__What needs to be done__
Pull every line of the entries that has the word "accessibility".

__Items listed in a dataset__
■ ■ ■ ■

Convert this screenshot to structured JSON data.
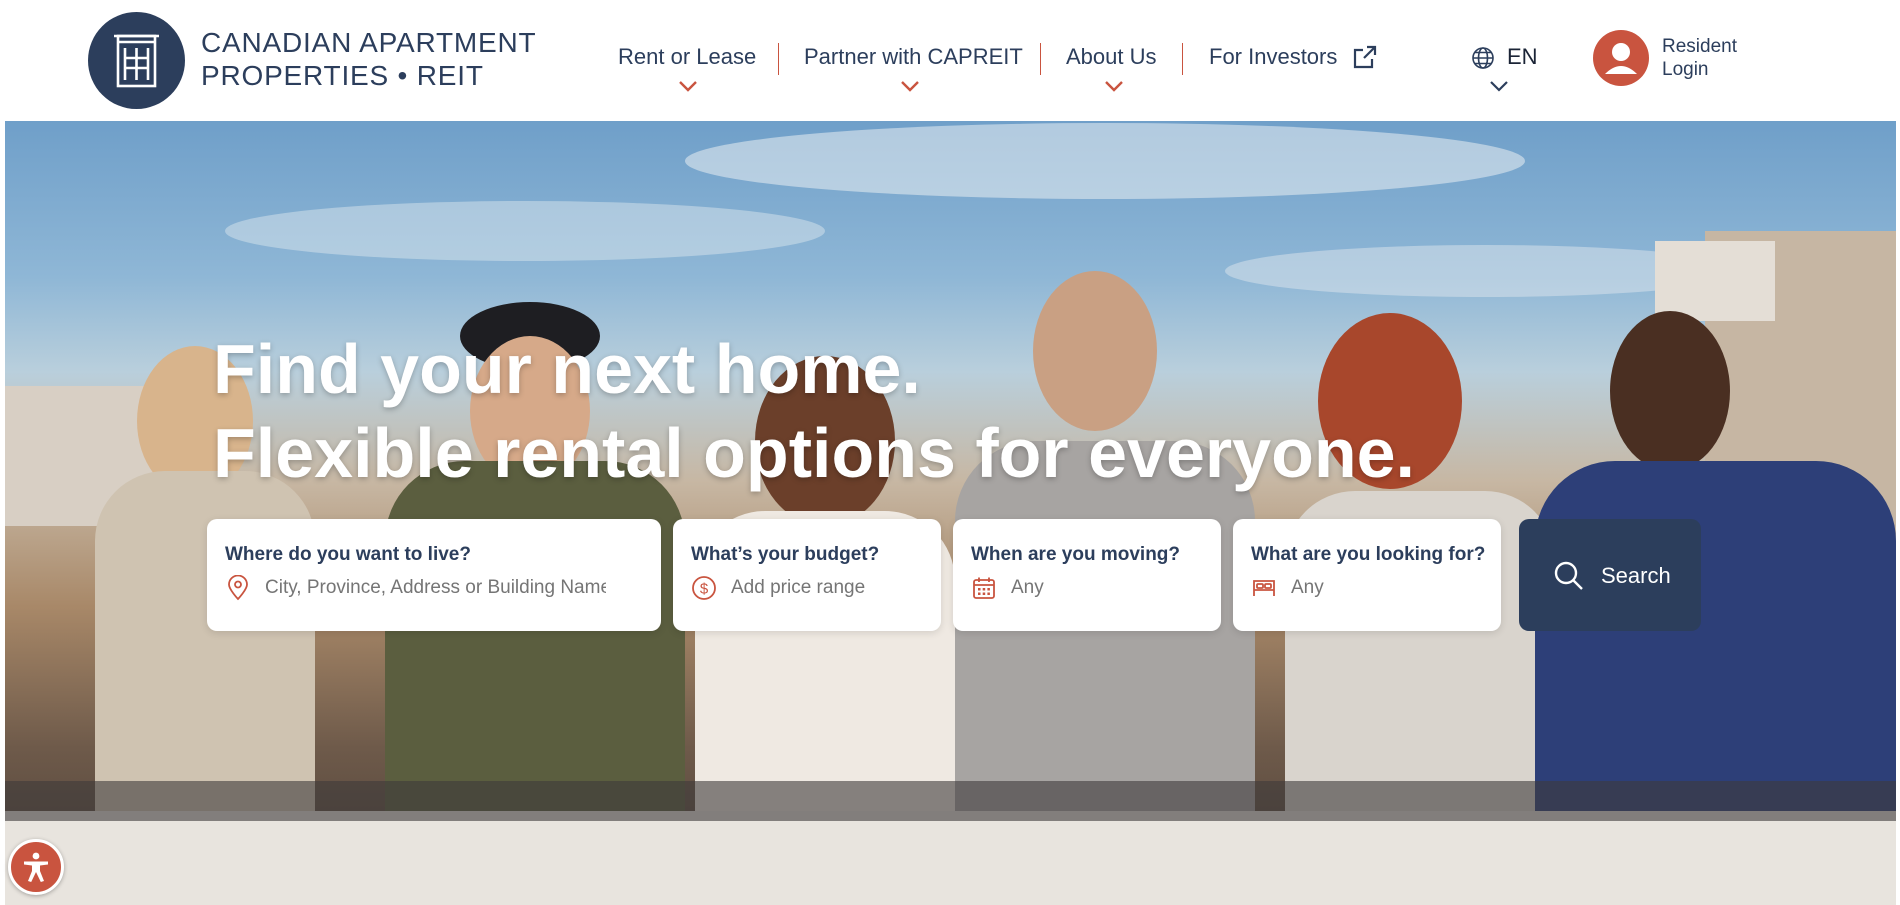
{
  "colors": {
    "brand_navy": "#2c3e5c",
    "accent_red": "#c9543f",
    "white": "#ffffff"
  },
  "brand": {
    "line1": "CANADIAN APARTMENT",
    "line2": "PROPERTIES • REIT",
    "logo_icon": "building-door-icon"
  },
  "nav": {
    "items": [
      {
        "label": "Rent or Lease",
        "has_dropdown": true
      },
      {
        "label": "Partner with CAPREIT",
        "has_dropdown": true
      },
      {
        "label": "About Us",
        "has_dropdown": true
      },
      {
        "label": "For Investors",
        "icon": "external-link-icon"
      }
    ],
    "language": {
      "label": "EN",
      "icon": "globe-icon"
    },
    "resident_login": {
      "label": "Resident Login",
      "icon": "user-avatar-icon"
    }
  },
  "hero": {
    "headline_line1": "Find your next home.",
    "headline_line2": "Flexible rental options for everyone."
  },
  "search": {
    "fields": [
      {
        "label": "Where do you want to live?",
        "placeholder": "City, Province, Address or Building Name",
        "icon": "map-pin-icon"
      },
      {
        "label": "What’s your budget?",
        "placeholder": "Add price range",
        "icon": "dollar-circle-icon"
      },
      {
        "label": "When are you moving?",
        "placeholder": "Any",
        "icon": "calendar-icon"
      },
      {
        "label": "What are you looking for?",
        "placeholder": "Any",
        "icon": "bed-icon"
      }
    ],
    "button_label": "Search",
    "button_icon": "search-icon"
  },
  "accessibility": {
    "icon": "accessibility-icon"
  }
}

■ ■ ■ ■

__Written response__
  "accessibility": {
    "icon": "accessibility-icon"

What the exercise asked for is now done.